:: Data listing
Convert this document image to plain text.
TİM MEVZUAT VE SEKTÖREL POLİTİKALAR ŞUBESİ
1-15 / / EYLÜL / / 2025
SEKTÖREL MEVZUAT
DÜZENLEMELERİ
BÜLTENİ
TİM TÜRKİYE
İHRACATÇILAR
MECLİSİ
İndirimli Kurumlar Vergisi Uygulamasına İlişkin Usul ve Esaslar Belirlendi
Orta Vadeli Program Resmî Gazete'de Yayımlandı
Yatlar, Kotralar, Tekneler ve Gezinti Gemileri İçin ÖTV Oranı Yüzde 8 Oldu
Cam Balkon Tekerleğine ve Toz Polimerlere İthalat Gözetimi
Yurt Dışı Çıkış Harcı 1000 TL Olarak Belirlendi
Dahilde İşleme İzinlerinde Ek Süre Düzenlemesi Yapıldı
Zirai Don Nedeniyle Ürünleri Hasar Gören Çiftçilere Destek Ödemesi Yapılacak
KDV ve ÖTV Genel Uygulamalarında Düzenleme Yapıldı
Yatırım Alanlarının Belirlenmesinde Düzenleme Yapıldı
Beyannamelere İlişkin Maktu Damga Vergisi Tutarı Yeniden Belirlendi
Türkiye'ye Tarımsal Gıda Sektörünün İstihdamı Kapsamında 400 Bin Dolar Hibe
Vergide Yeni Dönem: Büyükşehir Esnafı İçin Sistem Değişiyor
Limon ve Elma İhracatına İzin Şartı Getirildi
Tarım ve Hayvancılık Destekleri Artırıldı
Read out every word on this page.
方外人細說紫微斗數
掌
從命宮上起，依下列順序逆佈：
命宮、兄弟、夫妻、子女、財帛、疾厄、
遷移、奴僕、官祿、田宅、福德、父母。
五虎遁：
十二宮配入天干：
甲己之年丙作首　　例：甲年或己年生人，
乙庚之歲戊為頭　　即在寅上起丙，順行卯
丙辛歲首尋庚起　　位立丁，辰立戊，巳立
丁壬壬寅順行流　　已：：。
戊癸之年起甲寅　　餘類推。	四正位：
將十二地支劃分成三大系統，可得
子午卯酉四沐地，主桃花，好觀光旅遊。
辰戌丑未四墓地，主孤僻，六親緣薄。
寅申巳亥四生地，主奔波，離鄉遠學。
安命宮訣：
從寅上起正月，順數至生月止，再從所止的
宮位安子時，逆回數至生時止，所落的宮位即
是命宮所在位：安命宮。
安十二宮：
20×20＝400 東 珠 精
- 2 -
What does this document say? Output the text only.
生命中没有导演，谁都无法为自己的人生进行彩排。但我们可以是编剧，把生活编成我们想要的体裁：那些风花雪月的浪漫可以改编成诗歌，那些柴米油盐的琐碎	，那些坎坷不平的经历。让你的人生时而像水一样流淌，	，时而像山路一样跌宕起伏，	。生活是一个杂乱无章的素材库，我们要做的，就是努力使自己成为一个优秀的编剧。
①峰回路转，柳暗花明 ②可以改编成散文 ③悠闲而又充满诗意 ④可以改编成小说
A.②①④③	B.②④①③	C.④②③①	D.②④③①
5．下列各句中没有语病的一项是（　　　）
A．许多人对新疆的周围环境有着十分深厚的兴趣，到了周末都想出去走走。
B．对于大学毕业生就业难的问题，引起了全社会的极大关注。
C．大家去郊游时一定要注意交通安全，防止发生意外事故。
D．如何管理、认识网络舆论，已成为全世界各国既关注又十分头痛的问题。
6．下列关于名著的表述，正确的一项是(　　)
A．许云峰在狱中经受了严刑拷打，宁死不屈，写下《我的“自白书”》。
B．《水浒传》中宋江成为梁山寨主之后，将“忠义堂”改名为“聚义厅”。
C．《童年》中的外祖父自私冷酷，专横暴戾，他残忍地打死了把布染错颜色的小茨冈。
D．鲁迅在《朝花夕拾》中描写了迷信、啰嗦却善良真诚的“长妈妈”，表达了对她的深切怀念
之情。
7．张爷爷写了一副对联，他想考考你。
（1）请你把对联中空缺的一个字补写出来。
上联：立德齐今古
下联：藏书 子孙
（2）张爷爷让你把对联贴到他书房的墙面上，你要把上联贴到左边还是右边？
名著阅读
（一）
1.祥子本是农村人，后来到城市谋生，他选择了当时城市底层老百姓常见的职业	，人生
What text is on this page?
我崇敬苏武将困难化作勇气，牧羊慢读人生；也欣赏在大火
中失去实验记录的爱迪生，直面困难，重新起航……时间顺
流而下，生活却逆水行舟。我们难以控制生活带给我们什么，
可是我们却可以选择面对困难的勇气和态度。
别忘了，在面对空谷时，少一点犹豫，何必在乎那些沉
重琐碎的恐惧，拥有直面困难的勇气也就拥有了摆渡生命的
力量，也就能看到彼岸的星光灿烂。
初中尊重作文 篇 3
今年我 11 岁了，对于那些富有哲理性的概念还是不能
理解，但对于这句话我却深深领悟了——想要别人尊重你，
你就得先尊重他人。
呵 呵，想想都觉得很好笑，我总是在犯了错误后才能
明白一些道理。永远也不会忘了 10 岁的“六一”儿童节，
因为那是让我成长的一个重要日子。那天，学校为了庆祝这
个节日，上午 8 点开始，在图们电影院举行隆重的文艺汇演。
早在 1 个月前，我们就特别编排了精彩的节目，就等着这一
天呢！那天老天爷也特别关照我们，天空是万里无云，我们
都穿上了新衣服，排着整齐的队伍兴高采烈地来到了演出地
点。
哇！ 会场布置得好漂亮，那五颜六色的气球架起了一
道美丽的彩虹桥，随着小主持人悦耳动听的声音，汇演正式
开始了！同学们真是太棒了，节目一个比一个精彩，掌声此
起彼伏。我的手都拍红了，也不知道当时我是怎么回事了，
::::
Prompt — Write out the whole listing exactly.

Solution —
Convert this document image to plain text.
TİM MEVZUAT VE SEKTÖREL POLİTİKALAR ŞUBESİ
1-15 / / EYLÜL / / 2025
SEKTÖREL MEVZUAT
DÜZENLEMELERİ
BÜLTENİ
TİM TÜRKİYE
İHRACATÇILAR
MECLİSİ
İndirimli Kurumlar Vergisi Uygulamasına İlişkin Usul ve Esaslar Belirlendi
Orta Vadeli Program Resmî Gazete'de Yayımlandı
Yatlar, Kotralar, Tekneler ve Gezinti Gemileri İçin ÖTV Oranı Yüzde 8 Oldu
Cam Balkon Tekerleğine ve Toz Polimerlere İthalat Gözetimi
Yurt Dışı Çıkış Harcı 1000 TL Olarak Belirlendi
Dahilde İşleme İzinlerinde Ek Süre Düzenlemesi Yapıldı
Zirai Don Nedeniyle Ürünleri Hasar Gören Çiftçilere Destek Ödemesi Yapılacak
KDV ve ÖTV Genel Uygulamalarında Düzenleme Yapıldı
Yatırım Alanlarının Belirlenmesinde Düzenleme Yapıldı
Beyannamelere İlişkin Maktu Damga Vergisi Tutarı Yeniden Belirlendi
Türkiye'ye Tarımsal Gıda Sektörünün İstihdamı Kapsamında 400 Bin Dolar Hibe
Vergide Yeni Dönem: Büyükşehir Esnafı İçin Sistem Değişiyor
Limon ve Elma İhracatına İzin Şartı Getirildi
Tarım ve Hayvancılık Destekleri Artırıldı
Read out every word on this page.
方外人細說紫微斗數
掌
從命宮上起，依下列順序逆佈：
命宮、兄弟、夫妻、子女、財帛、疾厄、
遷移、奴僕、官祿、田宅、福德、父母。
五虎遁：
十二宮配入天干：
甲己之年丙作首　　例：甲年或己年生人，
乙庚之歲戊為頭　　即在寅上起丙，順行卯
丙辛歲首尋庚起　　位立丁，辰立戊，巳立
丁壬壬寅順行流　　已：：。
戊癸之年起甲寅　　餘類推。	四正位：
將十二地支劃分成三大系統，可得
子午卯酉四沐地，主桃花，好觀光旅遊。
辰戌丑未四墓地，主孤僻，六親緣薄。
寅申巳亥四生地，主奔波，離鄉遠學。
安命宮訣：
從寅上起正月，順數至生月止，再從所止的
宮位安子時，逆回數至生時止，所落的宮位即
是命宮所在位：安命宮。
安十二宮：
20×20＝400 東 珠 精
- 2 -
What does this document say? Output the text only.
生命中没有导演，谁都无法为自己的人生进行彩排。但我们可以是编剧，把生活编成我们想要的体裁：那些风花雪月的浪漫可以改编成诗歌，那些柴米油盐的琐碎	，那些坎坷不平的经历。让你的人生时而像水一样流淌，	，时而像山路一样跌宕起伏，	。生活是一个杂乱无章的素材库，我们要做的，就是努力使自己成为一个优秀的编剧。
①峰回路转，柳暗花明 ②可以改编成散文 ③悠闲而又充满诗意 ④可以改编成小说
A.②①④③	B.②④①③	C.④②③①	D.②④③①
5．下列各句中没有语病的一项是（　　　）
A．许多人对新疆的周围环境有着十分深厚的兴趣，到了周末都想出去走走。
B．对于大学毕业生就业难的问题，引起了全社会的极大关注。
C．大家去郊游时一定要注意交通安全，防止发生意外事故。
D．如何管理、认识网络舆论，已成为全世界各国既关注又十分头痛的问题。
6．下列关于名著的表述，正确的一项是(　　)
A．许云峰在狱中经受了严刑拷打，宁死不屈，写下《我的“自白书”》。
B．《水浒传》中宋江成为梁山寨主之后，将“忠义堂”改名为“聚义厅”。
C．《童年》中的外祖父自私冷酷，专横暴戾，他残忍地打死了把布染错颜色的小茨冈。
D．鲁迅在《朝花夕拾》中描写了迷信、啰嗦却善良真诚的“长妈妈”，表达了对她的深切怀念
之情。
7．张爷爷写了一副对联，他想考考你。
（1）请你把对联中空缺的一个字补写出来。
上联：立德齐今古
下联：藏书 子孙
（2）张爷爷让你把对联贴到他书房的墙面上，你要把上联贴到左边还是右边？
名著阅读
（一）
1.祥子本是农村人，后来到城市谋生，他选择了当时城市底层老百姓常见的职业	，人生
What text is on this page?
我崇敬苏武将困难化作勇气，牧羊慢读人生；也欣赏在大火
中失去实验记录的爱迪生，直面困难，重新起航……时间顺
流而下，生活却逆水行舟。我们难以控制生活带给我们什么，
可是我们却可以选择面对困难的勇气和态度。
别忘了，在面对空谷时，少一点犹豫，何必在乎那些沉
重琐碎的恐惧，拥有直面困难的勇气也就拥有了摆渡生命的
力量，也就能看到彼岸的星光灿烂。
初中尊重作文 篇 3
今年我 11 岁了，对于那些富有哲理性的概念还是不能
理解，但对于这句话我却深深领悟了——想要别人尊重你，
你就得先尊重他人。
呵 呵，想想都觉得很好笑，我总是在犯了错误后才能
明白一些道理。永远也不会忘了 10 岁的“六一”儿童节，
因为那是让我成长的一个重要日子。那天，学校为了庆祝这
个节日，上午 8 点开始，在图们电影院举行隆重的文艺汇演。
早在 1 个月前，我们就特别编排了精彩的节目，就等着这一
天呢！那天老天爷也特别关照我们，天空是万里无云，我们
都穿上了新衣服，排着整齐的队伍兴高采烈地来到了演出地
点。
哇！ 会场布置得好漂亮，那五颜六色的气球架起了一
道美丽的彩虹桥，随着小主持人悦耳动听的声音，汇演正式
开始了！同学们真是太棒了，节目一个比一个精彩，掌声此
起彼伏。我的手都拍红了，也不知道当时我是怎么回事了，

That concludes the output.